» Your tasks:
(a) Condense the paragraph of the universalmotif discussion that begins "One thing I'm unsure of" into a short bulleted list that keeps its main facts.
(b) Continue the universalmotif discussion from the point at which it stops.

» Passage shown:
Let me know what you think if you get a chance to look at it. Thanks again for the inspiration.

from universalmotif.

bjmt commented on July 17, 2024 1

Awesome. The code has been merged into master. I'll add some examples to the vignettes over time (and maybe some tests), but I think the current implementation should be fairly stable for a while. Ideas/contributions would be greatly appreciated of course, you seem to have better ideas than I when it comes to using tidyverse functions.

Feel free to close if you feel content with how it's working, otherwise let me know if you come across any problems.

from universalmotif.

bjmt commented on July 17, 2024

Thanks for the input. I'm glad you like the package and have found it useful.

Frankly, this is something I agree with you on. For some time now I have had on my to do list an idea to implement a singular compact data structure for motifs (somewhat like MotifDb) to make manipulation of multiple motifs at once much easier. Unfortunately it has simply never been a high priority goal for me relative to other things. However, I would be happy to work on it now if you are interested in helping towards this goal.

I've looked at the implementation you linked, and it certainly looks quite elegant. One thing I like about using regular lists to store motifs (as messy as it can be to work with at times) is that it is dead simple, and doesn't require that people read documentation to be able to interact with them (most won't). I'm saying this because I feel the way you've implemented it actually circumvents this issue nicely: it requires performing an additional action to get the combined object (as_universalmotif_dataframe), at which point I think it's safe to assume the user has read some of the documentation and know what they're doing (though maybe you disagree with this point and believe the combined object should be the default representation regardless). So I think if it were to be implemented in this package it could follow a similar idea. (Your idea about new columns being stored in the extrainfo slot is also interesting --- so one could just add another column with $ and it would automatically be added as an additional item in the extrainfo slot.)

One thing I'm unsure of: whether to create a new S4 representation for multiple motifs (like MotifDb) or simply do as you have done, with the actual motifs preserved in one of the columns of a plain data frame. Using an S4 object would allow me to provide safety checks for any modifications being performed, but could also mean it not being useable for functions which rely on method dispatch to interact with data frames. (Though I guess one way to save users from performing incorrect modifications of motif metadata in plain data frames would be to keep the original motifs in another column as you have done, and allow for the incorrect modifications to be reset based on the unmodified motif column once they are alerted of the error when either trying to update the motif column or converting back to a regular list. This would just mean someone wouldn't know of their mistake until later. Though after writing this out it is starting to sound a little messy, but maybe it'd be worth it so tidyr-type interactions as you've done are possible.)

I will think about some more and do some experimentation (I will poke around some of the 'tidy' Bioconductor packages and maybe get some inspiration to help with better integrating S4 with the tidy ecosystem). Feel free to chime in if you have differing opinions to what I've said or suggestions. I'm happy to hear that you are willing to help me with this, but I think I would like to implement the basic combined data structure first. I will update the issue once I've got something working.

PS: You can actually get/set the name/altname slots (or any slot) safely this way:

motif["name"]
motif["name"] <- "new name"
motif["altname"]
motif["altname"] <- "new altname"

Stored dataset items
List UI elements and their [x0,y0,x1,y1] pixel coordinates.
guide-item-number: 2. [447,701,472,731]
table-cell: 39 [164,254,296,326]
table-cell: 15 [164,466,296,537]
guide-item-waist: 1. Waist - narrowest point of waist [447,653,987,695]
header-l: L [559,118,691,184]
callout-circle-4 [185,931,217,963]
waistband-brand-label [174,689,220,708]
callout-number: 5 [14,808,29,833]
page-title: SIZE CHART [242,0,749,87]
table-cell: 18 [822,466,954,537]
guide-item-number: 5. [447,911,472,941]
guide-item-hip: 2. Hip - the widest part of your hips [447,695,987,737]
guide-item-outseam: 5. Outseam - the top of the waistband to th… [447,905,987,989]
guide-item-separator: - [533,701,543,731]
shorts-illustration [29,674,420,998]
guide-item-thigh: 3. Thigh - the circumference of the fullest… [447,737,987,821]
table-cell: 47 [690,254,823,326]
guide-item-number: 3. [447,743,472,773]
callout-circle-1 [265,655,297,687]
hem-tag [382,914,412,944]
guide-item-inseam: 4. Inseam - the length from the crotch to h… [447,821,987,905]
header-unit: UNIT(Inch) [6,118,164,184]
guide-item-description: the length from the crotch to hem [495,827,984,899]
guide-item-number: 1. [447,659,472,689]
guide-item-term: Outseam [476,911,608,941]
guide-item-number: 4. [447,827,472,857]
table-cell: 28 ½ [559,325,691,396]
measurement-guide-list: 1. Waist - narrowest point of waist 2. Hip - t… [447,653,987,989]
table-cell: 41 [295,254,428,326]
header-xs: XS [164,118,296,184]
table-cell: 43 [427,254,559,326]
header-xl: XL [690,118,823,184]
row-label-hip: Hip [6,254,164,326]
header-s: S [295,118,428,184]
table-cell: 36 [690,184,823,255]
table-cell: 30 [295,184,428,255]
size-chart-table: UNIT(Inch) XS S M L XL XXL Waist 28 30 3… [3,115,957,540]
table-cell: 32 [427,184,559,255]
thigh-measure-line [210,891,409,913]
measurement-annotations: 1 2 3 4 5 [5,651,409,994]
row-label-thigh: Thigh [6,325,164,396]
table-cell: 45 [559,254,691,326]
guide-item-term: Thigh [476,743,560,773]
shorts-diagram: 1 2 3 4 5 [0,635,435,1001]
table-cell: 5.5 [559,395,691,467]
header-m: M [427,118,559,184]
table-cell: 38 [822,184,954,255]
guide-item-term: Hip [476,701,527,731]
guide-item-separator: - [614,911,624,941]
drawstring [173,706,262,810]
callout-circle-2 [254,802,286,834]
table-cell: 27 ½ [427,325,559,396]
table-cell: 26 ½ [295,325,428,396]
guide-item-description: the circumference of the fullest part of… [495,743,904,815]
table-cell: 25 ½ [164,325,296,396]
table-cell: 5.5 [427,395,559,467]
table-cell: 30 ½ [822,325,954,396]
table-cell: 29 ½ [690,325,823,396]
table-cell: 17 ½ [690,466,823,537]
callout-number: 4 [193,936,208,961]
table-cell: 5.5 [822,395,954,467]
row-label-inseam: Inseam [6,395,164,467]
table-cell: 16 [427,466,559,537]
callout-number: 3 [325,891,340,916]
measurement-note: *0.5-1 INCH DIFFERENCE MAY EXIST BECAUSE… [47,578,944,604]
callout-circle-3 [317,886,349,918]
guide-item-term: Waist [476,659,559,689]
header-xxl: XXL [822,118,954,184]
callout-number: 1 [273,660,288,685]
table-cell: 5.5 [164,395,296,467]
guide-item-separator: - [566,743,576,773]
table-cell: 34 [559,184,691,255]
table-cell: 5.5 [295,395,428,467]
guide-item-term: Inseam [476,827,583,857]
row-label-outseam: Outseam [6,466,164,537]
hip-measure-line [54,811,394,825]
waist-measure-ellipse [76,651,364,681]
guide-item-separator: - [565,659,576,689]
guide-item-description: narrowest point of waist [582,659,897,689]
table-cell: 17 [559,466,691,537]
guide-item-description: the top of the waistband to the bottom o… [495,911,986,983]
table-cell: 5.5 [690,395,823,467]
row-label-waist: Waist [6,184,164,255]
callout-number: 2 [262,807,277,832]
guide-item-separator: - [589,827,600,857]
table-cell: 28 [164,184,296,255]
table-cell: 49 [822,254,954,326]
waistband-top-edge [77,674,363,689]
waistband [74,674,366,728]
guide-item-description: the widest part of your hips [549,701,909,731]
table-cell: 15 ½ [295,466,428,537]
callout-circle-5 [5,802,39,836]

» Results:
(a)
- The open question is whether to create a new S4 representation for multiple motifs, like MotifDb, or to keep the motifs in one column of a plain data frame, as the other commenter did.
- An S4 object would allow safety checks on any modifications. However, it might not work with functions that rely on method dispatch to interact with data frames.
- With a plain data frame, the original motifs could be kept in another column. Incorrect changes to motif metadata could then be reset from that unmodified column once the user is alerted, either when updating the motif column or when converting back to a regular list.
- The drawback is that users would not learn of their mistake until later. The approach seems a little messy but may be worth it to allow tidyr-type interactions.

(b)
Not that I blame you for not knowing. This is hidden in the example section of the universalmotif-class man page, and section 2.1 of the motif manipulation vignette. I've stumbled across examples of code using this package a few times out in the wild, and most do as you did with the @. Better communicating this somehow is also on my to do list... (Also just better documentation in general honestly.)

from universalmotif.

snystrom commented on July 17, 2024

I've looked at the implementation you linked, and it certainly looks quite elegant. One thing I like about using regular lists to store motifs (as messy as it can be to work with at times) is that it is dead simple, and doesn't require that people read documentation to be able to interact with them (most won't). I'm saying this because I feel the way you've implemented it actually circumvents this issue nicely: it requires performing an additional action to get the combined object (as_universalmotif_dataframe), at which point I think it's safe to assume the user has read some of the documentation and know what they're doing (though maybe you disagree with this point and believe the combined object should be the default representation regardless). So I think if it were to be implemented in this package it could follow a similar idea. (Your idea about new columns being stored in the extrainfo slot is also interesting --- so one could just add another column with $ and it would automatically be added as an additional item in the extrainfo slot.)

no, I think the universalmotif object should remain the default presentation. I agree wholeheartedly about the list structure. It's a nice balance between the safety of S4 and base R syntax, and is usually sufficient for most tasks.
Also agree about the reading the docs bit. This smells like a more advanced feature, especially since it will have some safety tradeoffs relative to S4, even if they are eventually checked.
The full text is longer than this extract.